WORK TO BE COMPLETED:
Identify the lines that contain the string "Rate" and copy all of them.

DATA FOR PROCESSING:
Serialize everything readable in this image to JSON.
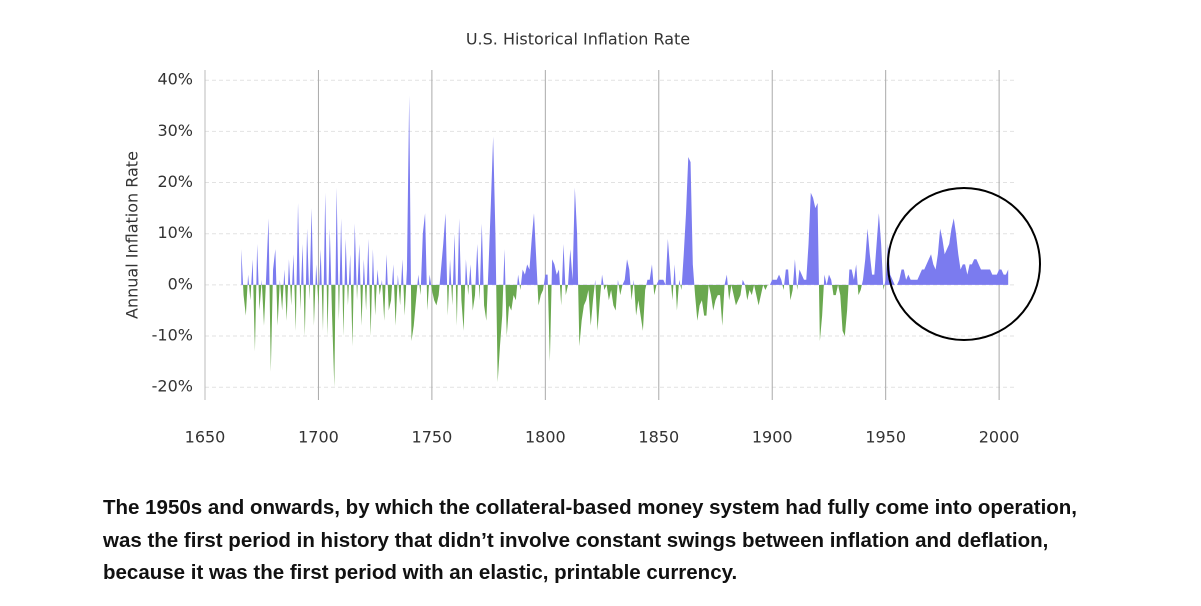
{
  "chart_data": {
    "type": "area",
    "title": "U.S. Historical Inflation Rate",
    "y_label": "Annual Inflation Rate",
    "color": "#7b7bef",
    "negative_color": "#6aa84f",
    "grid": true,
    "xlim": [
      1650,
      2007
    ],
    "xticks": [
      1650,
      1700,
      1750,
      1800,
      1850,
      1900,
      1950,
      2000
    ],
    "ylim": [
      -22.5,
      42
    ],
    "yticks": [
      {
        "value": -20,
        "label": "-20%"
      },
      {
        "value": -10,
        "label": "-10%"
      },
      {
        "value": 0,
        "label": "0%"
      },
      {
        "value": 10,
        "label": "10%"
      },
      {
        "value": 20,
        "label": "20%"
      },
      {
        "value": 30,
        "label": "30%"
      },
      {
        "value": 40,
        "label": "40%"
      }
    ],
    "x": [
      1666,
      1667,
      1668,
      1669,
      1670,
      1671,
      1672,
      1673,
      1674,
      1675,
      1676,
      1677,
      1678,
      1679,
      1680,
      1681,
      1682,
      1683,
      1684,
      1685,
      1686,
      1687,
      1688,
      1689,
      1690,
      1691,
      1692,
      1693,
      1694,
      1695,
      1696,
      1697,
      1698,
      1699,
      1700,
      1701,
      1702,
      1703,
      1704,
      1705,
      1706,
      1707,
      1708,
      1709,
      1710,
      1711,
      1712,
      1713,
      1714,
      1715,
      1716,
      1717,
      1718,
      1719,
      1720,
      1721,
      1722,
      1723,
      1724,
      1725,
      1726,
      1727,
      1728,
      1729,
      1730,
      1731,
      1732,
      1733,
      1734,
      1735,
      1736,
      1737,
      1738,
      1739,
      1740,
      1741,
      1742,
      1743,
      1744,
      1745,
      1746,
      1747,
      1748,
      1749,
      1750,
      1751,
      1752,
      1753,
      1754,
      1755,
      1756,
      1757,
      1758,
      1759,
      1760,
      1761,
      1762,
      1763,
      1764,
      1765,
      1766,
      1767,
      1768,
      1769,
      1770,
      1771,
      1772,
      1773,
      1774,
      1775,
      1776,
      1777,
      1778,
      1779,
      1780,
      1781,
      1782,
      1783,
      1784,
      1785,
      1786,
      1787,
      1788,
      1789,
      1790,
      1791,
      1792,
      1793,
      1794,
      1795,
      1796,
      1797,
      1798,
      1799,
      1800,
      1801,
      1802,
      1803,
      1804,
      1805,
      1806,
      1807,
      1808,
      1809,
      1810,
      1811,
      1812,
      1813,
      1814,
      1815,
      1816,
      1817,
      1818,
      1819,
      1820,
      1821,
      1822,
      1823,
      1824,
      1825,
      1826,
      1827,
      1828,
      1829,
      1830,
      1831,
      1832,
      1833,
      1834,
      1835,
      1836,
      1837,
      1838,
      1839,
      1840,
      1841,
      1842,
      1843,
      1844,
      1845,
      1846,
      1847,
      1848,
      1849,
      1850,
      1851,
      1852,
      1853,
      1854,
      1855,
      1856,
      1857,
      1858,
      1859,
      1860,
      1861,
      1862,
      1863,
      1864,
      1865,
      1866,
      1867,
      1868,
      1869,
      1870,
      1871,
      1872,
      1873,
      1874,
      1875,
      1876,
      1877,
      1878,
      1879,
      1880,
      1881,
      1882,
      1883,
      1884,
      1885,
      1886,
      1887,
      1888,
      1889,
      1890,
      1891,
      1892,
      1893,
      1894,
      1895,
      1896,
      1897,
      1898,
      1899,
      1900,
      1901,
      1902,
      1903,
      1904,
      1905,
      1906,
      1907,
      1908,
      1909,
      1910,
      1911,
      1912,
      1913,
      1914,
      1915,
      1916,
      1917,
      1918,
      1919,
      1920,
      1921,
      1922,
      1923,
      1924,
      1925,
      1926,
      1927,
      1928,
      1929,
      1930,
      1931,
      1932,
      1933,
      1934,
      1935,
      1936,
      1937,
      1938,
      1939,
      1940,
      1941,
      1942,
      1943,
      1944,
      1945,
      1946,
      1947,
      1948,
      1949,
      1950,
      1951,
      1952,
      1953,
      1954,
      1955,
      1956,
      1957,
      1958,
      1959,
      1960,
      1961,
      1962,
      1963,
      1964,
      1965,
      1966,
      1967,
      1968,
      1969,
      1970,
      1971,
      1972,
      1973,
      1974,
      1975,
      1976,
      1977,
      1978,
      1979,
      1980,
      1981,
      1982,
      1983,
      1984,
      1985,
      1986,
      1987,
      1988,
      1989,
      1990,
      1991,
      1992,
      1993,
      1994,
      1995,
      1996,
      1997,
      1998,
      1999,
      2000,
      2001,
      2002,
      2003,
      2004
    ],
    "values": [
      7,
      -2,
      -6,
      2,
      -3,
      5,
      -13,
      8,
      -5,
      1,
      -8,
      2,
      13,
      -17,
      3,
      7,
      -8,
      1,
      -5,
      3,
      -7,
      5,
      -4,
      6,
      -9,
      16,
      -5,
      8,
      -10,
      11,
      -3,
      15,
      -8,
      4,
      -4,
      7,
      -9,
      18,
      -10,
      11,
      -6,
      -20,
      19,
      -7,
      13,
      -10,
      9,
      -4,
      6,
      -12,
      12,
      -3,
      8,
      -8,
      5,
      -5,
      9,
      -10,
      7,
      -6,
      3,
      -2,
      1,
      -7,
      6,
      -5,
      -3,
      4,
      -8,
      2,
      -4,
      5,
      -6,
      3,
      37,
      -11,
      -8,
      -3,
      2,
      -2,
      10,
      14,
      -5,
      2,
      -1,
      -3,
      -4,
      -2,
      3,
      8,
      14,
      -6,
      5,
      -4,
      10,
      -8,
      13,
      -3,
      -9,
      5,
      -2,
      4,
      -5,
      -2,
      8,
      -3,
      12,
      -4,
      -7,
      4,
      16,
      29,
      10,
      -19,
      -12,
      -6,
      7,
      -10,
      -4,
      -5,
      -2,
      -3,
      2,
      -1,
      3,
      2,
      4,
      3,
      9,
      14,
      5,
      -4,
      -2,
      -1,
      2,
      2,
      -15,
      5,
      4,
      2,
      3,
      -4,
      8,
      -2,
      0,
      7,
      1,
      19,
      10,
      -12,
      -7,
      -4,
      -3,
      -1,
      -8,
      -3,
      1,
      -9,
      -3,
      2,
      -1,
      0,
      -3,
      -1,
      -4,
      -5,
      1,
      -2,
      0,
      1,
      5,
      3,
      -3,
      1,
      -6,
      -3,
      -6,
      -9,
      -1,
      1,
      1,
      4,
      -2,
      0,
      1,
      1,
      1,
      0,
      9,
      3,
      -3,
      4,
      -5,
      1,
      -1,
      6,
      14,
      25,
      24,
      4,
      -2,
      -7,
      -4,
      -3,
      -6,
      -6,
      0,
      -2,
      -5,
      -3,
      -2,
      -2,
      -8,
      0,
      2,
      -3,
      0,
      -2,
      -4,
      -3,
      -2,
      1,
      0,
      -3,
      -1,
      -2,
      0,
      -2,
      -4,
      -2,
      0,
      -1,
      0,
      0,
      1,
      1,
      1,
      2,
      1,
      -1,
      3,
      3,
      -3,
      -1,
      5,
      -1,
      3,
      2,
      1,
      1,
      8,
      18,
      17,
      15,
      16,
      -11,
      -6,
      2,
      0,
      2,
      1,
      -2,
      -2,
      0,
      -2,
      -9,
      -10,
      -5,
      3,
      3,
      1,
      4,
      -2,
      -1,
      1,
      5,
      11,
      6,
      2,
      2,
      8,
      14,
      8,
      -1,
      1,
      8,
      2,
      1,
      0,
      0,
      1,
      3,
      3,
      1,
      2,
      1,
      1,
      1,
      1,
      2,
      3,
      3,
      4,
      5,
      6,
      4,
      3,
      6,
      11,
      9,
      6,
      7,
      8,
      11,
      13,
      10,
      6,
      3,
      4,
      4,
      2,
      4,
      4,
      5,
      5,
      4,
      3,
      3,
      3,
      3,
      3,
      2,
      2,
      2,
      3,
      3,
      2,
      2,
      3
    ]
  },
  "caption": "The 1950s and onwards, by which the collateral-based money system had fully come into operation, was the first period in history that didn’t involve constant swings between inflation and deflation, because it was the first period with an elastic, printable currency."
}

IN RESPONSE:
    "title": "U.S. Historical Inflation Rate",
    "y_label": "Annual Inflation Rate",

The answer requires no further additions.